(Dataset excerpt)
• • • • •

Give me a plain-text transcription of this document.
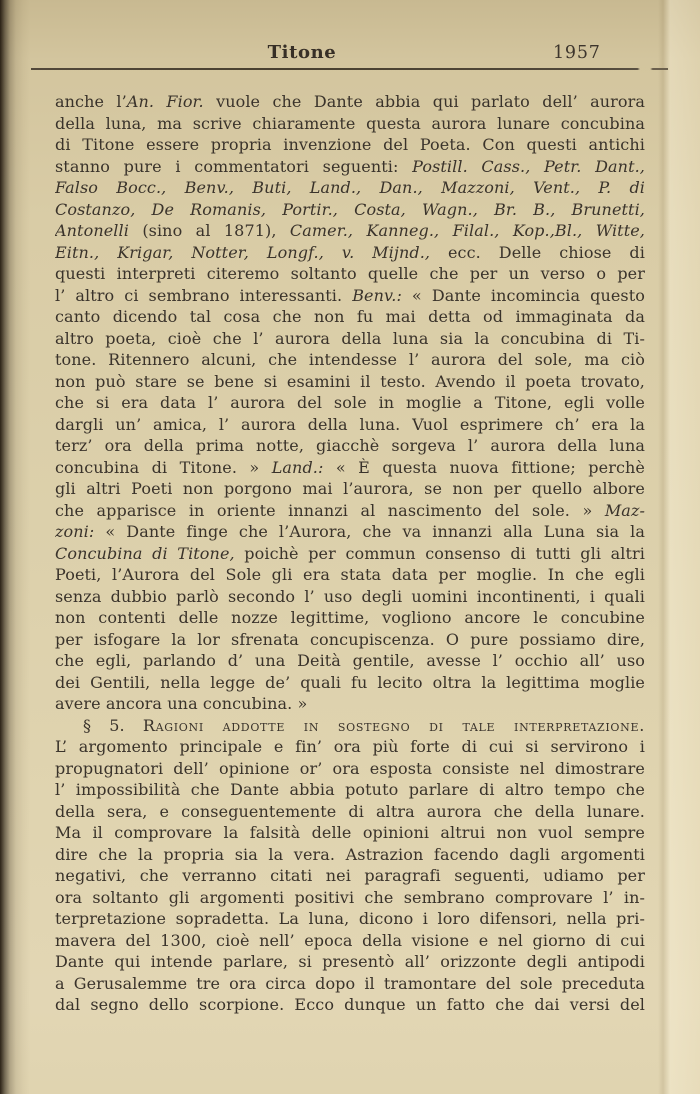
Titone	1957
anche l’An. Fior. vuole che Dante abbia qui parlato dell’ aurora
della luna, ma scrive chiaramente questa aurora lunare concubina
di Titone essere propria invenzione del Poeta. Con questi antichi
stanno pure i commentatori seguenti: Postill. Cass., Petr. Dant.,
Falso Bocc., Benv., Buti, Land., Dan., Mazzoni, Vent., P. di
Costanzo, De Romanis, Portir., Costa, Wagn., Br. B., Brunetti,
Antonelli (sino al 1871), Camer., Kanneg., Filal., Kop.,Bl., Witte,
Eitn., Krigar, Notter, Longf., v. Mijnd., ecc. Delle chiose di
questi interpreti citeremo soltanto quelle che per un verso o per
l’ altro ci sembrano interessanti. Benv.: « Dante incomincia questo
canto dicendo tal cosa che non fu mai detta od immaginata da
altro poeta, cioè che l’ aurora della luna sia la concubina di Ti-
tone. Ritennero alcuni, che intendesse l’ aurora del sole, ma ciò
non può stare se bene si esamini il testo. Avendo il poeta trovato,
che si era data l’ aurora del sole in moglie a Titone, egli volle
dargli un’ amica, l’ aurora della luna. Vuol esprimere ch’ era la
terz’ ora della prima notte, giacchè sorgeva l’ aurora della luna
concubina di Titone. » Land.: « È questa nuova fittione; perchè
gli altri Poeti non porgono mai l’aurora, se non per quello albore
che apparisce in oriente innanzi al nascimento del sole. » Maz-
zoni: « Dante finge che l’Aurora, che va innanzi alla Luna sia la
Concubina di Titone, poichè per commun consenso di tutti gli altri
Poeti, l’Aurora del Sole gli era stata data per moglie. In che egli
senza dubbio parlò secondo l’ uso degli uomini incontinenti, i quali
non contenti delle nozze legittime, vogliono ancore le concubine
per isfogare la lor sfrenata concupiscenza. O pure possiamo dire,
che egli, parlando d’ una Deità gentile, avesse l’ occhio all’ uso
dei Gentili, nella legge de’ quali fu lecito oltra la legittima moglie
avere ancora una concubina. »
§ 5. Ragioni addotte in sostegno di tale interpretazione.
L’ argomento principale e fin’ ora più forte di cui si servirono i
propugnatori dell’ opinione or’ ora esposta consiste nel dimostrare
l’ impossibilità che Dante abbia potuto parlare di altro tempo che
della sera, e conseguentemente di altra aurora che della lunare.
Ma il comprovare la falsità delle opinioni altrui non vuol sempre
dire che la propria sia la vera. Astrazion facendo dagli argomenti
negativi, che verranno citati nei paragrafi seguenti, udiamo per
ora soltanto gli argomenti positivi che sembrano comprovare l’ in-
terpretazione sopradetta. La luna, dicono i loro difensori, nella pri-
mavera del 1300, cioè nell’ epoca della visione e nel giorno di cui
Dante qui intende parlare, si presentò all’ orizzonte degli antipodi
a Gerusalemme tre ora circa dopo il tramontare del sole preceduta
dal segno dello scorpione. Ecco dunque un fatto che dai versi del
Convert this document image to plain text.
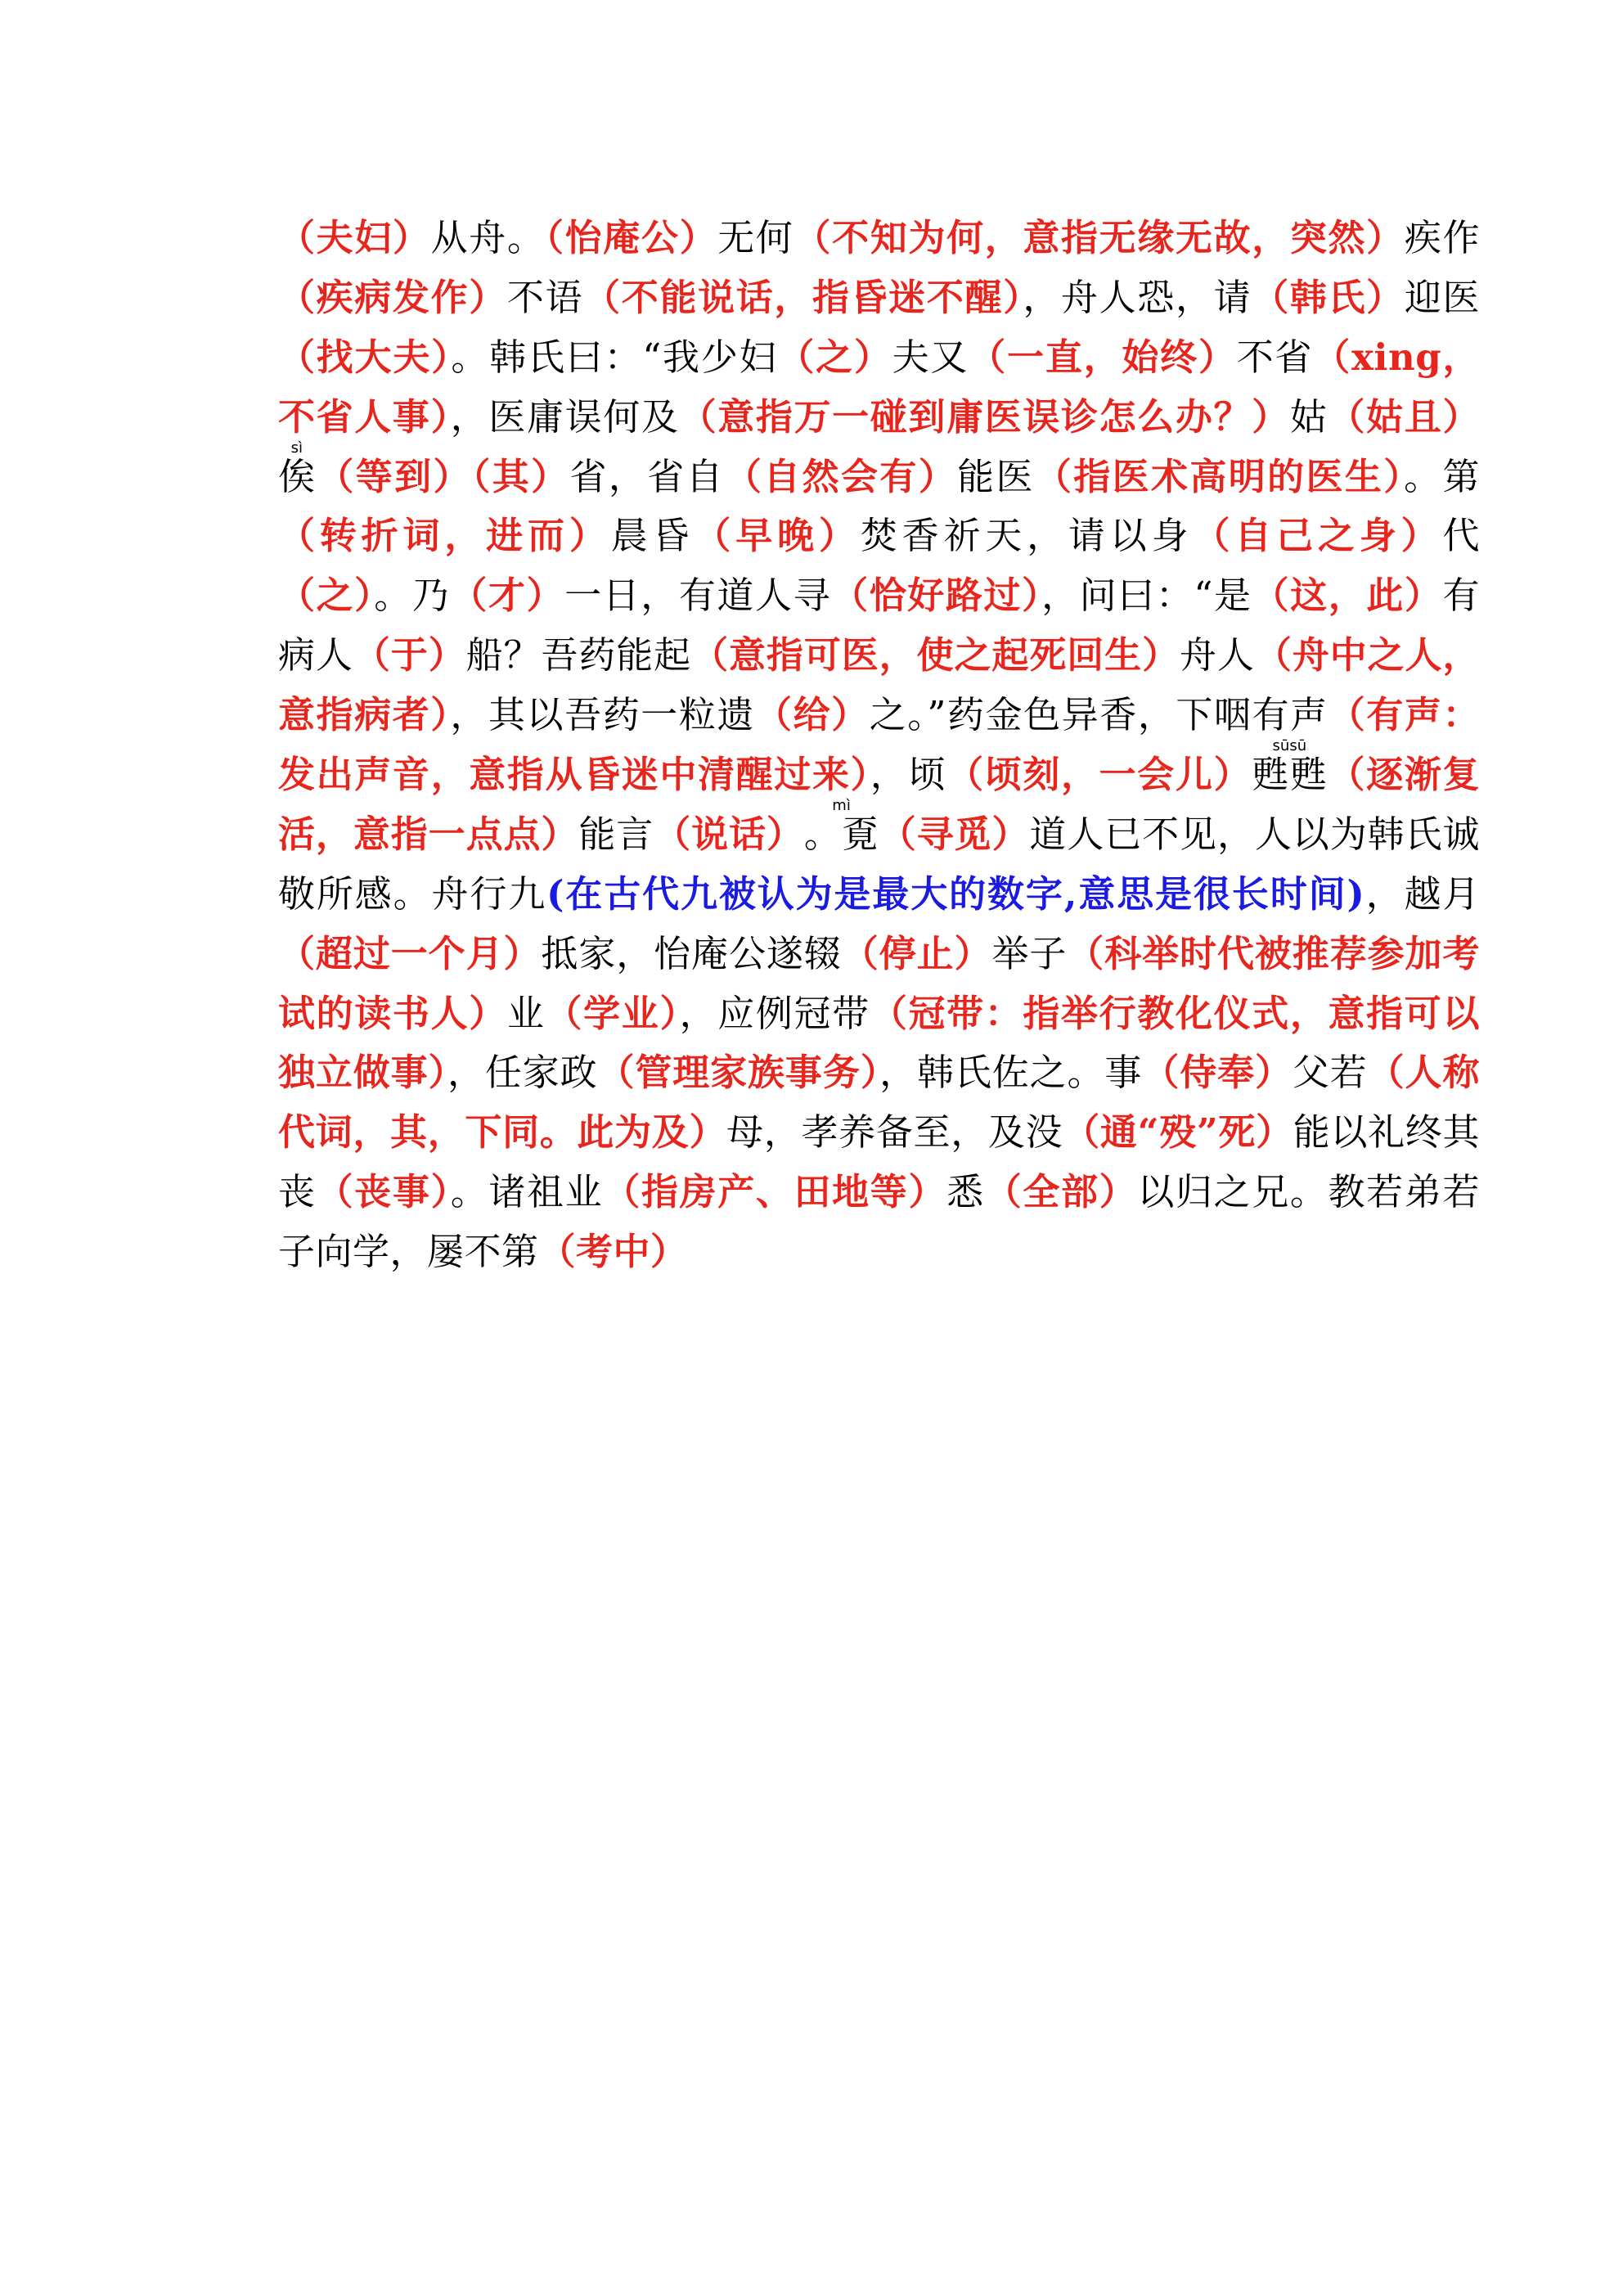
（夫妇）从舟。（怡庵公）无何（不知为何，意指无缘无故，突然）疾作（疾病发作）不语（不能说话，指昏迷不醒），舟人恐，请（韩氏）迎医（找大夫）。韩氏曰：“我少妇（之）夫又（一直，始终）不省（xing，不省人事），医庸误何及（意指万一碰到庸医误诊怎么办？）姑（姑且）俟sì（等到）（其）省，省自（自然会有）能医（指医术高明的医生）。第（转折词，进而）晨昏（早晚）焚香祈天，请以身（自己之身）代（之）。乃（才）一日，有道人寻（恰好路过），问曰：“是（这，此）有病人（于）船？吾药能起（意指可医，使之起死回生）舟人（舟中之人，意指病者），其以吾药一粒遗（给）之。”药金色异香，下咽有声（有声：发出声音，意指从昏迷中清醒过来），顷（顷刻，一会儿）甦甦sūsū（逐渐复活，意指一点点）能言（说话）。覔mì（寻觅）道人已不见，人以为韩氏诚敬所感。舟行九(在古代九被认为是最大的数字,意思是很长时间)，越月（超过一个月）抵家，怡庵公遂辍（停止）举子（科举时代被推荐参加考试的读书人）业（学业），应例冠带（冠带：指举行教化仪式，意指可以独立做事），任家政（管理家族事务），韩氏佐之。事（侍奉）父若（人称代词，其，下同。此为及）母，孝养备至，及没（通“殁”死）能以礼终其丧（丧事）。诸祖业（指房产、田地等）悉（全部）以归之兄。教若弟若子向学，屡不第（考中）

• • • • •

[What you should do] All of the material above is to be copied exactly, except for its images.

[Written response]
Give me a plain-text transcription of this document.
Titone	1957
anche l’An. Fior. vuole che Dante abbia qui parlato dell’ aurora
della luna, ma scrive chiaramente questa aurora lunare concubina
di Titone essere propria invenzione del Poeta. Con questi antichi
stanno pure i commentatori seguenti: Postill. Cass., Petr. Dant.,
Falso Bocc., Benv., Buti, Land., Dan., Mazzoni, Vent., P. di
Costanzo, De Romanis, Portir., Costa, Wagn., Br. B., Brunetti,
Antonelli (sino al 1871), Camer., Kanneg., Filal., Kop.,Bl., Witte,
Eitn., Krigar, Notter, Longf., v. Mijnd., ecc. Delle chiose di
questi interpreti citeremo soltanto quelle che per un verso o per
l’ altro ci sembrano interessanti. Benv.: « Dante incomincia questo
canto dicendo tal cosa che non fu mai detta od immaginata da
altro poeta, cioè che l’ aurora della luna sia la concubina di Ti-
tone. Ritennero alcuni, che intendesse l’ aurora del sole, ma ciò
non può stare se bene si esamini il testo. Avendo il poeta trovato,
che si era data l’ aurora del sole in moglie a Titone, egli volle
dargli un’ amica, l’ aurora della luna. Vuol esprimere ch’ era la
terz’ ora della prima notte, giacchè sorgeva l’ aurora della luna
concubina di Titone. » Land.: « È questa nuova fittione; perchè
gli altri Poeti non porgono mai l’aurora, se non per quello albore
che apparisce in oriente innanzi al nascimento del sole. » Maz-
zoni: « Dante finge che l’Aurora, che va innanzi alla Luna sia la
Concubina di Titone, poichè per commun consenso di tutti gli altri
Poeti, l’Aurora del Sole gli era stata data per moglie. In che egli
senza dubbio parlò secondo l’ uso degli uomini incontinenti, i quali
non contenti delle nozze legittime, vogliono ancore le concubine
per isfogare la lor sfrenata concupiscenza. O pure possiamo dire,
che egli, parlando d’ una Deità gentile, avesse l’ occhio all’ uso
dei Gentili, nella legge de’ quali fu lecito oltra la legittima moglie
avere ancora una concubina. »
§ 5. Ragioni addotte in sostegno di tale interpretazione.
L’ argomento principale e fin’ ora più forte di cui si servirono i
propugnatori dell’ opinione or’ ora esposta consiste nel dimostrare
l’ impossibilità che Dante abbia potuto parlare di altro tempo che
della sera, e conseguentemente di altra aurora che della lunare.
Ma il comprovare la falsità delle opinioni altrui non vuol sempre
dire che la propria sia la vera. Astrazion facendo dagli argomenti
negativi, che verranno citati nei paragrafi seguenti, udiamo per
ora soltanto gli argomenti positivi che sembrano comprovare l’ in-
terpretazione sopradetta. La luna, dicono i loro difensori, nella pri-
mavera del 1300, cioè nell’ epoca della visione e nel giorno di cui
Dante qui intende parlare, si presentò all’ orizzonte degli antipodi
a Gerusalemme tre ora circa dopo il tramontare del sole preceduta
dal segno dello scorpione. Ecco dunque un fatto che dai versi del
Convert this document image to plain text.
（夫妇）从舟。（怡庵公）无何（不知为何，意指无缘无故，突然）疾作（疾病发作）不语（不能说话，指昏迷不醒），舟人恐，请（韩氏）迎医（找大夫）。韩氏曰：“我少妇（之）夫又（一直，始终）不省（xing，不省人事），医庸误何及（意指万一碰到庸医误诊怎么办？）姑（姑且）俟sì（等到）（其）省，省自（自然会有）能医（指医术高明的医生）。第（转折词，进而）晨昏（早晚）焚香祈天，请以身（自己之身）代（之）。乃（才）一日，有道人寻（恰好路过），问曰：“是（这，此）有病人（于）船？吾药能起（意指可医，使之起死回生）舟人（舟中之人，意指病者），其以吾药一粒遗（给）之。”药金色异香，下咽有声（有声：发出声音，意指从昏迷中清醒过来），顷（顷刻，一会儿）甦甦sūsū（逐渐复活，意指一点点）能言（说话）。覔mì（寻觅）道人已不见，人以为韩氏诚敬所感。舟行九(在古代九被认为是最大的数字,意思是很长时间)，越月（超过一个月）抵家，怡庵公遂辍（停止）举子（科举时代被推荐参加考试的读书人）业（学业），应例冠带（冠带：指举行教化仪式，意指可以独立做事），任家政（管理家族事务），韩氏佐之。事（侍奉）父若（人称代词，其，下同。此为及）母，孝养备至，及没（通“殁”死）能以礼终其丧（丧事）。诸祖业（指房产、田地等）悉（全部）以归之兄。教若弟若子向学，屡不第（考中）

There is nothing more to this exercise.